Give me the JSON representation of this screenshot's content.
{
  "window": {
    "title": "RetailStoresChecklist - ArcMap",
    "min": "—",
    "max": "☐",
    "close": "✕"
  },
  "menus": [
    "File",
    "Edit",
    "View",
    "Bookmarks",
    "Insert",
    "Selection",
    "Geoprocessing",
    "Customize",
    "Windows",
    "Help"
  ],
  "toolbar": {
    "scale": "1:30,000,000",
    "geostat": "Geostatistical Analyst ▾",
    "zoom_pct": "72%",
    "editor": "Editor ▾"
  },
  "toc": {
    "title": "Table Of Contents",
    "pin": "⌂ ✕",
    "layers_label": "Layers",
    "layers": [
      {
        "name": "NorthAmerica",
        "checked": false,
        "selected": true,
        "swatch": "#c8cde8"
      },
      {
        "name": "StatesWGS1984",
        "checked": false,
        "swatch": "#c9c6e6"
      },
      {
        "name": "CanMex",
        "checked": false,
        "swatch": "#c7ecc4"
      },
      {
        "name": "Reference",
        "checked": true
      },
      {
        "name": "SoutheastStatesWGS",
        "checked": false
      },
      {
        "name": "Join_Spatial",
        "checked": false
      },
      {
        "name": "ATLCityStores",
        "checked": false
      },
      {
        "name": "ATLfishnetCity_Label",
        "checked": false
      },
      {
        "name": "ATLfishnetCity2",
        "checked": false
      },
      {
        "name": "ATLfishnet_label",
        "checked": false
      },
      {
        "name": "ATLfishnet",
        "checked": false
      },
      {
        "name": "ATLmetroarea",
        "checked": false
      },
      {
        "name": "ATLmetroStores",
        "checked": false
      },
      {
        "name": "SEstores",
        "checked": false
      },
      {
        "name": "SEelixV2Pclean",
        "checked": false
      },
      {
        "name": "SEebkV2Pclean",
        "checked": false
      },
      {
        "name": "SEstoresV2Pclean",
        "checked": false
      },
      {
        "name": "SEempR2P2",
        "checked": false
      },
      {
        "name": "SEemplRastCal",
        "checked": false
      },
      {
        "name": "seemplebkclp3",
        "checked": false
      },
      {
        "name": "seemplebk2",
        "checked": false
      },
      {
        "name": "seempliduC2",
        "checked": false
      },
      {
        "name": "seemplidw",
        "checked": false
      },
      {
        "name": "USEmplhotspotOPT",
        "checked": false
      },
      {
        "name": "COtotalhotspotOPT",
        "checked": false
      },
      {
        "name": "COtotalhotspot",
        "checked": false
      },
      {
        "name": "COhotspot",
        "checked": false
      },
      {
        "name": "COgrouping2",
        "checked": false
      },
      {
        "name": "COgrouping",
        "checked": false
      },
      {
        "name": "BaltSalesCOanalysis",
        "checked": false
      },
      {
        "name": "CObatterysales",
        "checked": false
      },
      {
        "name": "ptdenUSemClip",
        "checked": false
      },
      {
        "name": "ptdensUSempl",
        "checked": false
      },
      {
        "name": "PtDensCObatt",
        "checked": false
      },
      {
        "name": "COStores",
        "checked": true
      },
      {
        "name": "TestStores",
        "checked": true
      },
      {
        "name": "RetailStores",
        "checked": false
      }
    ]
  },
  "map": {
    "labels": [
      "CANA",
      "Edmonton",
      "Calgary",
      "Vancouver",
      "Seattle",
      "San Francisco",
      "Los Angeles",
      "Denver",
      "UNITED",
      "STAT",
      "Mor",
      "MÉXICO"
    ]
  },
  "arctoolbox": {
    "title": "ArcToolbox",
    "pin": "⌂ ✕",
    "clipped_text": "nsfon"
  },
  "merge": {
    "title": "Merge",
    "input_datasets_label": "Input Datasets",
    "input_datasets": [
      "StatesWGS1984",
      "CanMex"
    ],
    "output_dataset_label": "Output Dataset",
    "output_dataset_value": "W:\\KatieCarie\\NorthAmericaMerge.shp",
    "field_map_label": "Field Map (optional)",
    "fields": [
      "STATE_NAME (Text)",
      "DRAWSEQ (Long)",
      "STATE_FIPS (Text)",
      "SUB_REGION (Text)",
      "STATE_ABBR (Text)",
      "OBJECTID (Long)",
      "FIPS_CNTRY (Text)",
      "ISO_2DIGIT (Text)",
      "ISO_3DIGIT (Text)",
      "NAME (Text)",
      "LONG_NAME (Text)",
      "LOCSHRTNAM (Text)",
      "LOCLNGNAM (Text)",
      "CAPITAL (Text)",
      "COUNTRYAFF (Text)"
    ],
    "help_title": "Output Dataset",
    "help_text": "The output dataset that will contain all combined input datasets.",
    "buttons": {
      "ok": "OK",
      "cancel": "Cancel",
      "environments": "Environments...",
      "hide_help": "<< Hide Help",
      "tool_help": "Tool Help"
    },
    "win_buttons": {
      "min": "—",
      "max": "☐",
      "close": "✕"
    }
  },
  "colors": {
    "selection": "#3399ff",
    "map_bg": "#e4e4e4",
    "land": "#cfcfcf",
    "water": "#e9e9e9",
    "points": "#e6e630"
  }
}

(What to produce)
All of the data needs to be printed once more, exactly.

(Written answer)
Give me the JSON representation of this screenshot's content.
{
  "window": {
    "title": "RetailStoresChecklist - ArcMap",
    "min": "—",
    "max": "☐",
    "close": "✕"
  },
  "menus": [
    "File",
    "Edit",
    "View",
    "Bookmarks",
    "Insert",
    "Selection",
    "Geoprocessing",
    "Customize",
    "Windows",
    "Help"
  ],
  "toolbar": {
    "scale": "1:30,000,000",
    "geostat": "Geostatistical Analyst ▾",
    "zoom_pct": "72%",
    "editor": "Editor ▾"
  },
  "toc": {
    "title": "Table Of Contents",
    "pin": "⌂ ✕",
    "layers_label": "Layers",
    "layers": [
      {
        "name": "NorthAmerica",
        "checked": false,
        "selected": true,
        "swatch": "#c8cde8"
      },
      {
        "name": "StatesWGS1984",
        "checked": false,
        "swatch": "#c9c6e6"
      },
      {
        "name": "CanMex",
        "checked": false,
        "swatch": "#c7ecc4"
      },
      {
        "name": "Reference",
        "checked": true
      },
      {
        "name": "SoutheastStatesWGS",
        "checked": false
      },
      {
        "name": "Join_Spatial",
        "checked": false
      },
      {
        "name": "ATLCityStores",
        "checked": false
      },
      {
        "name": "ATLfishnetCity_Label",
        "checked": false
      },
      {
        "name": "ATLfishnetCity2",
        "checked": false
      },
      {
        "name": "ATLfishnet_label",
        "checked": false
      },
      {
        "name": "ATLfishnet",
        "checked": false
      },
      {
        "name": "ATLmetroarea",
        "checked": false
      },
      {
        "name": "ATLmetroStores",
        "checked": false
      },
      {
        "name": "SEstores",
        "checked": false
      },
      {
        "name": "SEelixV2Pclean",
        "checked": false
      },
      {
        "name": "SEebkV2Pclean",
        "checked": false
      },
      {
        "name": "SEstoresV2Pclean",
        "checked": false
      },
      {
        "name": "SEempR2P2",
        "checked": false
      },
      {
        "name": "SEemplRastCal",
        "checked": false
      },
      {
        "name": "seemplebkclp3",
        "checked": false
      },
      {
        "name": "seemplebk2",
        "checked": false
      },
      {
        "name": "seempliduC2",
        "checked": false
      },
      {
        "name": "seemplidw",
        "checked": false
      },
      {
        "name": "USEmplhotspotOPT",
        "checked": false
      },
      {
        "name": "COtotalhotspotOPT",
        "checked": false
      },
      {
        "name": "COtotalhotspot",
        "checked": false
      },
      {
        "name": "COhotspot",
        "checked": false
      },
      {
        "name": "COgrouping2",
        "checked": false
      },
      {
        "name": "COgrouping",
        "checked": false
      },
      {
        "name": "BaltSalesCOanalysis",
        "checked": false
      },
      {
        "name": "CObatterysales",
        "checked": false
      },
      {
        "name": "ptdenUSemClip",
        "checked": false
      },
      {
        "name": "ptdensUSempl",
        "checked": false
      },
      {
        "name": "PtDensCObatt",
        "checked": false
      },
      {
        "name": "COStores",
        "checked": true
      },
      {
        "name": "TestStores",
        "checked": true
      },
      {
        "name": "RetailStores",
        "checked": false
      }
    ]
  },
  "map": {
    "labels": [
      "CANA",
      "Edmonton",
      "Calgary",
      "Vancouver",
      "Seattle",
      "San Francisco",
      "Los Angeles",
      "Denver",
      "UNITED",
      "STAT",
      "Mor",
      "MÉXICO"
    ]
  },
  "arctoolbox": {
    "title": "ArcToolbox",
    "pin": "⌂ ✕",
    "clipped_text": "nsfon"
  },
  "merge": {
    "title": "Merge",
    "input_datasets_label": "Input Datasets",
    "input_datasets": [
      "StatesWGS1984",
      "CanMex"
    ],
    "output_dataset_label": "Output Dataset",
    "output_dataset_value": "W:\\KatieCarie\\NorthAmericaMerge.shp",
    "field_map_label": "Field Map (optional)",
    "fields": [
      "STATE_NAME (Text)",
      "DRAWSEQ (Long)",
      "STATE_FIPS (Text)",
      "SUB_REGION (Text)",
      "STATE_ABBR (Text)",
      "OBJECTID (Long)",
      "FIPS_CNTRY (Text)",
      "ISO_2DIGIT (Text)",
      "ISO_3DIGIT (Text)",
      "NAME (Text)",
      "LONG_NAME (Text)",
      "LOCSHRTNAM (Text)",
      "LOCLNGNAM (Text)",
      "CAPITAL (Text)",
      "COUNTRYAFF (Text)"
    ],
    "help_title": "Output Dataset",
    "help_text": "The output dataset that will contain all combined input datasets.",
    "buttons": {
      "ok": "OK",
      "cancel": "Cancel",
      "environments": "Environments...",
      "hide_help": "<< Hide Help",
      "tool_help": "Tool Help"
    },
    "win_buttons": {
      "min": "—",
      "max": "☐",
      "close": "✕"
    }
  },
  "colors": {
    "selection": "#3399ff",
    "map_bg": "#e4e4e4",
    "land": "#cfcfcf",
    "water": "#e9e9e9",
    "points": "#e6e630"
  }
}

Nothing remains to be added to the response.